Written task: Copy the rows below word for word, leaving out the picture.

Data listing:
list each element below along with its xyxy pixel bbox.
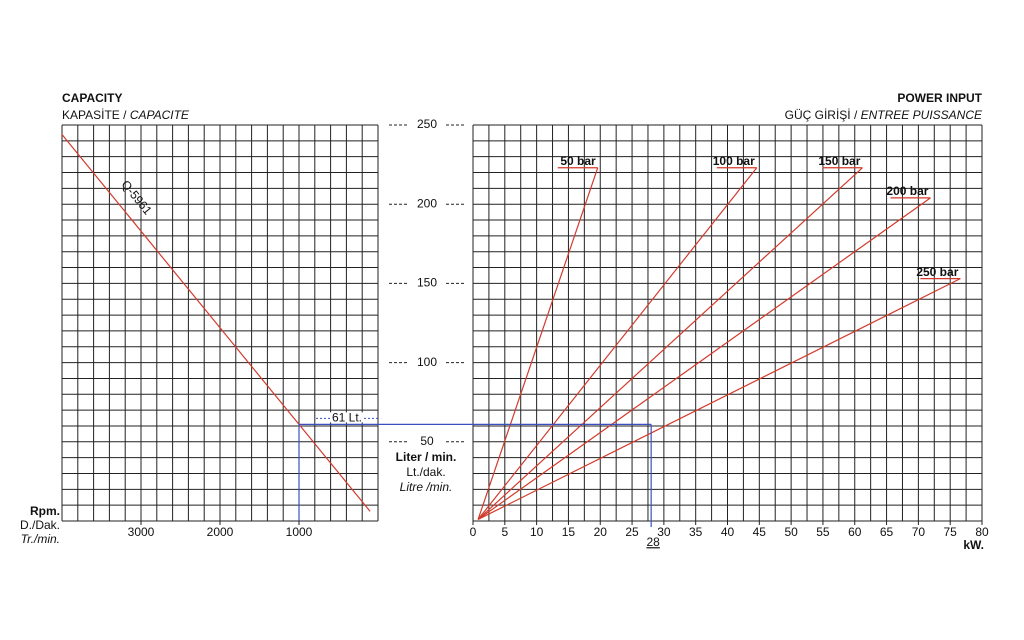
series-line bbox=[477, 167, 758, 520]
subtitle-part: ENTREE PUISSANCE bbox=[861, 108, 983, 122]
left-subtitle: KAPASİTE / CAPACITE bbox=[62, 108, 190, 122]
x-tick-label: 55 bbox=[816, 525, 830, 539]
y-tick-label: 200 bbox=[417, 196, 437, 210]
x-tick-label: 15 bbox=[562, 525, 576, 539]
x-tick-label: 1000 bbox=[286, 525, 313, 539]
x-tick-label: 70 bbox=[912, 525, 926, 539]
series-label: Q-5961 bbox=[119, 178, 155, 218]
series-line bbox=[477, 197, 931, 520]
x-label: Tr./min. bbox=[21, 532, 60, 546]
x-tick-label: 60 bbox=[848, 525, 862, 539]
x-label: Rpm. bbox=[30, 504, 60, 518]
series-label: 50 bar bbox=[560, 154, 596, 168]
x-tick-label: 20 bbox=[594, 525, 608, 539]
x-tick-label: 25 bbox=[625, 525, 639, 539]
x-tick-label: 10 bbox=[530, 525, 544, 539]
subtitle-part: KAPASİTE / bbox=[62, 108, 130, 122]
x-tick-label: 80 bbox=[975, 525, 989, 539]
subtitle-part: CAPACITE bbox=[130, 108, 190, 122]
x-tick-label: 30 bbox=[657, 525, 671, 539]
series-line bbox=[61, 134, 371, 512]
x-tick-label: 35 bbox=[689, 525, 703, 539]
y-label: Liter / min. bbox=[396, 450, 457, 464]
x-tick-label: 50 bbox=[784, 525, 798, 539]
x-tick-label: 2000 bbox=[207, 525, 234, 539]
x-tick-label: 5 bbox=[501, 525, 508, 539]
x-label: kW. bbox=[963, 538, 984, 552]
series-line bbox=[477, 278, 961, 520]
guide-label: 28 bbox=[646, 535, 660, 549]
label-bg bbox=[330, 412, 364, 423]
x-tick-label: 3000 bbox=[128, 525, 155, 539]
guide-label: 61 Lt. bbox=[332, 411, 362, 425]
left-title: CAPACITY bbox=[62, 91, 122, 105]
y-tick-label: 100 bbox=[417, 355, 437, 369]
y-tick-label: 50 bbox=[420, 434, 434, 448]
series-label: 100 bar bbox=[713, 154, 755, 168]
subtitle-part: GÜÇ GİRİŞİ / bbox=[785, 108, 861, 122]
y-label: Litre /min. bbox=[400, 480, 453, 494]
x-tick-label: 0 bbox=[470, 525, 477, 539]
x-tick-label: 40 bbox=[721, 525, 735, 539]
right-title: POWER INPUT bbox=[897, 91, 982, 105]
x-tick-label: 75 bbox=[944, 525, 958, 539]
y-tick-label: 250 bbox=[417, 117, 437, 131]
y-tick-label: 150 bbox=[417, 276, 437, 290]
x-tick-label: 45 bbox=[753, 525, 767, 539]
x-tick-label: 65 bbox=[880, 525, 894, 539]
series-label: 150 bar bbox=[818, 154, 860, 168]
series-line bbox=[477, 167, 863, 520]
right-subtitle: GÜÇ GİRİŞİ / ENTREE PUISSANCE bbox=[785, 108, 983, 122]
series-line bbox=[477, 167, 599, 520]
x-label: D./Dak. bbox=[20, 518, 60, 532]
y-label: Lt./dak. bbox=[406, 465, 445, 479]
series-label: 200 bar bbox=[886, 184, 928, 198]
series-label: 250 bar bbox=[916, 265, 958, 279]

Complete response:
list each element below along with its xyxy pixel bbox.
series-line bbox=[477, 167, 758, 520]
subtitle-part: ENTREE PUISSANCE bbox=[861, 108, 983, 122]
left-subtitle: KAPASİTE / CAPACITE bbox=[62, 108, 190, 122]
x-tick-label: 55 bbox=[816, 525, 830, 539]
y-tick-label: 200 bbox=[417, 196, 437, 210]
x-tick-label: 15 bbox=[562, 525, 576, 539]
x-tick-label: 1000 bbox=[286, 525, 313, 539]
x-tick-label: 70 bbox=[912, 525, 926, 539]
series-label: Q-5961 bbox=[119, 178, 155, 218]
series-line bbox=[477, 197, 931, 520]
x-label: Tr./min. bbox=[21, 532, 60, 546]
x-tick-label: 60 bbox=[848, 525, 862, 539]
x-label: Rpm. bbox=[30, 504, 60, 518]
series-label: 50 bar bbox=[560, 154, 596, 168]
x-tick-label: 20 bbox=[594, 525, 608, 539]
x-tick-label: 25 bbox=[625, 525, 639, 539]
x-tick-label: 10 bbox=[530, 525, 544, 539]
subtitle-part: KAPASİTE / bbox=[62, 108, 130, 122]
x-tick-label: 80 bbox=[975, 525, 989, 539]
subtitle-part: CAPACITE bbox=[130, 108, 190, 122]
x-tick-label: 30 bbox=[657, 525, 671, 539]
series-line bbox=[61, 134, 371, 512]
x-tick-label: 35 bbox=[689, 525, 703, 539]
y-label: Liter / min. bbox=[396, 450, 457, 464]
x-tick-label: 50 bbox=[784, 525, 798, 539]
x-tick-label: 2000 bbox=[207, 525, 234, 539]
x-tick-label: 5 bbox=[501, 525, 508, 539]
x-label: kW. bbox=[963, 538, 984, 552]
series-line bbox=[477, 278, 961, 520]
guide-label: 28 bbox=[646, 535, 660, 549]
label-bg bbox=[330, 412, 364, 423]
x-tick-label: 3000 bbox=[128, 525, 155, 539]
guide-label: 61 Lt. bbox=[332, 411, 362, 425]
left-title: CAPACITY bbox=[62, 91, 122, 105]
y-tick-label: 100 bbox=[417, 355, 437, 369]
y-tick-label: 50 bbox=[420, 434, 434, 448]
series-label: 100 bar bbox=[713, 154, 755, 168]
subtitle-part: GÜÇ GİRİŞİ / bbox=[785, 108, 861, 122]
y-label: Litre /min. bbox=[400, 480, 453, 494]
x-tick-label: 0 bbox=[470, 525, 477, 539]
x-tick-label: 40 bbox=[721, 525, 735, 539]
right-title: POWER INPUT bbox=[897, 91, 982, 105]
x-tick-label: 75 bbox=[944, 525, 958, 539]
y-tick-label: 250 bbox=[417, 117, 437, 131]
y-tick-label: 150 bbox=[417, 276, 437, 290]
x-tick-label: 45 bbox=[753, 525, 767, 539]
x-tick-label: 65 bbox=[880, 525, 894, 539]
series-label: 150 bar bbox=[818, 154, 860, 168]
series-line bbox=[477, 167, 863, 520]
right-subtitle: GÜÇ GİRİŞİ / ENTREE PUISSANCE bbox=[785, 108, 983, 122]
series-line bbox=[477, 167, 599, 520]
x-label: D./Dak. bbox=[20, 518, 60, 532]
y-label: Lt./dak. bbox=[406, 465, 445, 479]
series-label: 200 bar bbox=[886, 184, 928, 198]
series-label: 250 bar bbox=[916, 265, 958, 279]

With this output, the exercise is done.